## The input
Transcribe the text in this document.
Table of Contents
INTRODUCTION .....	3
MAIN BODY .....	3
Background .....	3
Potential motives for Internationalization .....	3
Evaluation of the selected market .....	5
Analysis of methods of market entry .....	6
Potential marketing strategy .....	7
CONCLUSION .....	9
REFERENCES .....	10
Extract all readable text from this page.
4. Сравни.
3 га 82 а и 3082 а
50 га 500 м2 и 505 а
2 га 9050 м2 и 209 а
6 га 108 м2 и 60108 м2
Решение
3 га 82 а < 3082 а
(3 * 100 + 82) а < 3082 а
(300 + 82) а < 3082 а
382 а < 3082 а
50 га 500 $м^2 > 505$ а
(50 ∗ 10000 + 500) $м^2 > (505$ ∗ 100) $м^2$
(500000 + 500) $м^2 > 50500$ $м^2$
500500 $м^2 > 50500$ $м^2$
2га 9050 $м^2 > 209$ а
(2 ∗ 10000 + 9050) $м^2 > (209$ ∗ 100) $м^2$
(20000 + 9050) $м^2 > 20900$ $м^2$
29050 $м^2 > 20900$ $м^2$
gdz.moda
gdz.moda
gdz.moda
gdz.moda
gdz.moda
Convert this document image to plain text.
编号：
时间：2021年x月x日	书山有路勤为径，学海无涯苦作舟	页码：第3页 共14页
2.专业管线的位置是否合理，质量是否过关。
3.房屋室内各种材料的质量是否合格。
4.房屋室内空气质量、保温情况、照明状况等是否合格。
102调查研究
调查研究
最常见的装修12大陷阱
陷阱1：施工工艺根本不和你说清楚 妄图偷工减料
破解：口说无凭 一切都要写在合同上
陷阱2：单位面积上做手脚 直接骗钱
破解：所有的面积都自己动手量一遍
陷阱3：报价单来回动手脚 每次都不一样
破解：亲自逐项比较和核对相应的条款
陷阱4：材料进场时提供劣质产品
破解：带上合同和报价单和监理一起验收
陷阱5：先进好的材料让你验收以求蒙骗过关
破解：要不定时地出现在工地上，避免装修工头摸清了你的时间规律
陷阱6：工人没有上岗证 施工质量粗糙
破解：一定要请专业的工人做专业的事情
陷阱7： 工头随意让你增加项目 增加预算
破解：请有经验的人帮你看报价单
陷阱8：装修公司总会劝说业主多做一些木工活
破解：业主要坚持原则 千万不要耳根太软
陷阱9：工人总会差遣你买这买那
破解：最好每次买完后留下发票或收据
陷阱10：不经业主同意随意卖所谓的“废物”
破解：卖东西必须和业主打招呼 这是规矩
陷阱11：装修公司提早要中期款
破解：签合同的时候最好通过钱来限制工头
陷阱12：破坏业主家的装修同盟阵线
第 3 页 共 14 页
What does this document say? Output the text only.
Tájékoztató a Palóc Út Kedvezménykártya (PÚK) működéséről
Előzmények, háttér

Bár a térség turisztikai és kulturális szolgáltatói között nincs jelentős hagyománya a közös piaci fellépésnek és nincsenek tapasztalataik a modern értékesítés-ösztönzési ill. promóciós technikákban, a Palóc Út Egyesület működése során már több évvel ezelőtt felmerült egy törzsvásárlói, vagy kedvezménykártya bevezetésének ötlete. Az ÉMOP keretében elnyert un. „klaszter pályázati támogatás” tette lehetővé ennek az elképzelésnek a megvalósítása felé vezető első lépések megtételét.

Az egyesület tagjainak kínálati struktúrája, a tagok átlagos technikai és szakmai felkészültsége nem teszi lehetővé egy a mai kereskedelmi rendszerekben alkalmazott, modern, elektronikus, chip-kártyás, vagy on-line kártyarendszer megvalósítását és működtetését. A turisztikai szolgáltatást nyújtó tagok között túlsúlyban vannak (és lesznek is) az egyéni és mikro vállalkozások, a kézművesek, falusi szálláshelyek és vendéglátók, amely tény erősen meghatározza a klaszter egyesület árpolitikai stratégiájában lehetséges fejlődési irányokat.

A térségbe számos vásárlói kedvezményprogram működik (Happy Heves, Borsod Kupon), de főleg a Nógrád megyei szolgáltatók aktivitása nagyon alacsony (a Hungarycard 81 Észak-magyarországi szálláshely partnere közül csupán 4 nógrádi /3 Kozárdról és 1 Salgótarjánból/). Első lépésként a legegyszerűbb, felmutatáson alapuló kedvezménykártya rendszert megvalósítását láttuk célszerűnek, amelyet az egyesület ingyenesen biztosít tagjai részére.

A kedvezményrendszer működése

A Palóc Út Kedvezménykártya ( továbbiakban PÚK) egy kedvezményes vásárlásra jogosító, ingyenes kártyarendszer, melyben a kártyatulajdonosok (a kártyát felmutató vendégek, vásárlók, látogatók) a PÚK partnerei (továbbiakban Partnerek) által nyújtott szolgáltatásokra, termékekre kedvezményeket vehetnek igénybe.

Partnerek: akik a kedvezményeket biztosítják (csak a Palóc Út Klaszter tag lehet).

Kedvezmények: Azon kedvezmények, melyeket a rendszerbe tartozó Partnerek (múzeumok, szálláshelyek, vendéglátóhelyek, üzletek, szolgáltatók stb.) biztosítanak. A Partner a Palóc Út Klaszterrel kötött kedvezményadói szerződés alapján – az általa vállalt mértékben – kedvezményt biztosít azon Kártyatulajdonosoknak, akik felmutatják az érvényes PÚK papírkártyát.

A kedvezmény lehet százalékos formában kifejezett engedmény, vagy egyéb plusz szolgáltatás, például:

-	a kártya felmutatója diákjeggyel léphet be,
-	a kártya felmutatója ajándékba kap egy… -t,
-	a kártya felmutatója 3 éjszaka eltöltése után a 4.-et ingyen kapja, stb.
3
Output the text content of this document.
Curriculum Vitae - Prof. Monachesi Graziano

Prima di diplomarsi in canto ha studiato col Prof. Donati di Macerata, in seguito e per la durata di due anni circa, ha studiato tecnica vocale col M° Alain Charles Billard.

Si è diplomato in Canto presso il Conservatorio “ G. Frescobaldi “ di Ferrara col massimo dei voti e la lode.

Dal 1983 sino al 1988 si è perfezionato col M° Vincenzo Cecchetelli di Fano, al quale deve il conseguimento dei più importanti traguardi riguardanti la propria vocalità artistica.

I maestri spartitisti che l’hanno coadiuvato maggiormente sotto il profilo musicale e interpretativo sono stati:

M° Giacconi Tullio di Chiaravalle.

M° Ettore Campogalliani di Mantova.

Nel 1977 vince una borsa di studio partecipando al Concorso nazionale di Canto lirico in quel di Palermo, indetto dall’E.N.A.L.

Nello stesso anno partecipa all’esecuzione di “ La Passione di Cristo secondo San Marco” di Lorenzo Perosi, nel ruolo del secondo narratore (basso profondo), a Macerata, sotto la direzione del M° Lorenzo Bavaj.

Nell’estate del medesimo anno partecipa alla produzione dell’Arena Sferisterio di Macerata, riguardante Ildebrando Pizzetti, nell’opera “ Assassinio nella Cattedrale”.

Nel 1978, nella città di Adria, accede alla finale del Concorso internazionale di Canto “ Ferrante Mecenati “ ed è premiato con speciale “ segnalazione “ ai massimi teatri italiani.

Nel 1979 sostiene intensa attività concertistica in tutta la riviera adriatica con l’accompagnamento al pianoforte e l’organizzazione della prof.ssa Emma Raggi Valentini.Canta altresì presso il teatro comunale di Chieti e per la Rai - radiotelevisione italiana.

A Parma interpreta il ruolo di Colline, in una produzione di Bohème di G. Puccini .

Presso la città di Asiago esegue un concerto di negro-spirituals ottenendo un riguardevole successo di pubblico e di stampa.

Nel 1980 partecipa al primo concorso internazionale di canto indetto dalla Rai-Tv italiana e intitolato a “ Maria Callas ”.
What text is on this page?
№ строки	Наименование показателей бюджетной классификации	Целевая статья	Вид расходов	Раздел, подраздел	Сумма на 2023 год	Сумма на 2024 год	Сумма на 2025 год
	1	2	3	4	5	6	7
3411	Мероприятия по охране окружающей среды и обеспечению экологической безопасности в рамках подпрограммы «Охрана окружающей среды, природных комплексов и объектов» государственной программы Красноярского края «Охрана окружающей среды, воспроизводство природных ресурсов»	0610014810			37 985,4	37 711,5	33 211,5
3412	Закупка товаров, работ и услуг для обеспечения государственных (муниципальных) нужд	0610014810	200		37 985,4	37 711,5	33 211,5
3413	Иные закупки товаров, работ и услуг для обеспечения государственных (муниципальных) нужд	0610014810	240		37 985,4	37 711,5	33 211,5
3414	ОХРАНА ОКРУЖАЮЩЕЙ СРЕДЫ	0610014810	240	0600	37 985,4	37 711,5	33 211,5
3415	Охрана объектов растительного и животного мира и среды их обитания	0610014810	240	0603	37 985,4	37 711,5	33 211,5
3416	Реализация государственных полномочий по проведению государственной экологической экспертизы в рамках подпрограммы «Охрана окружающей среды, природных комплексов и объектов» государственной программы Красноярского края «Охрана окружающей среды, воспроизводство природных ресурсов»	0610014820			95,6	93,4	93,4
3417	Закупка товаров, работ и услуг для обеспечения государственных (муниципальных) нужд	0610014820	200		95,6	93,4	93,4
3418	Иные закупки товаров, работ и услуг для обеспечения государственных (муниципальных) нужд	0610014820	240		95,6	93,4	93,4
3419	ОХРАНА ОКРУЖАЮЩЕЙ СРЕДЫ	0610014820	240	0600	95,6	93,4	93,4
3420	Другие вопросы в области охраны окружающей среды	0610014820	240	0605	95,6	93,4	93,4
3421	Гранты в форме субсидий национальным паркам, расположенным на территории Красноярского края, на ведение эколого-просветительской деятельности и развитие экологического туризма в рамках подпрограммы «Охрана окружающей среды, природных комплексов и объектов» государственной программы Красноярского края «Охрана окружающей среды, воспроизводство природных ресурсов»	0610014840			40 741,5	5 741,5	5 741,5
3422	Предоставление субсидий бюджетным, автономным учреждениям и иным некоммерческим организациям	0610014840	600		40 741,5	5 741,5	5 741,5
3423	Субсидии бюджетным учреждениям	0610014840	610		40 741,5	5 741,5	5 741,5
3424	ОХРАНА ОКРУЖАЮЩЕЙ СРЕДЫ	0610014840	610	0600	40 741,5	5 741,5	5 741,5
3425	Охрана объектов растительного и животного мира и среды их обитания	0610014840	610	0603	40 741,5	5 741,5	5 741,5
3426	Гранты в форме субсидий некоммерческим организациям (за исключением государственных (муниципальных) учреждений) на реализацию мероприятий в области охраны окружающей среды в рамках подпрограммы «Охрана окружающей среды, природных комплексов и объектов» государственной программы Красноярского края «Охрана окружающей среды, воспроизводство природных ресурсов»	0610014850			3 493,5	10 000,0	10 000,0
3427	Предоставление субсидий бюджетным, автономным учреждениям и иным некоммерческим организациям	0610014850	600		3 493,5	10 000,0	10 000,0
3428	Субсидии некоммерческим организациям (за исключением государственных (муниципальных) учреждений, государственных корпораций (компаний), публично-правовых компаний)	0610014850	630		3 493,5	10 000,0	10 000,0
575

## What the task requires
Reproduce each line of the entries in which the word "città" is found.

## Task solution
Nel 1978, nella città di Adria, accede alla finale del Concorso internazionale di Canto “ Ferrante Mecenati “ ed è premiato con speciale “ segnalazione “ ai massimi teatri italiani.
Presso la città di Asiago esegue un concerto di negro-spirituals ottenendo un riguardevole successo di pubblico e di stampa.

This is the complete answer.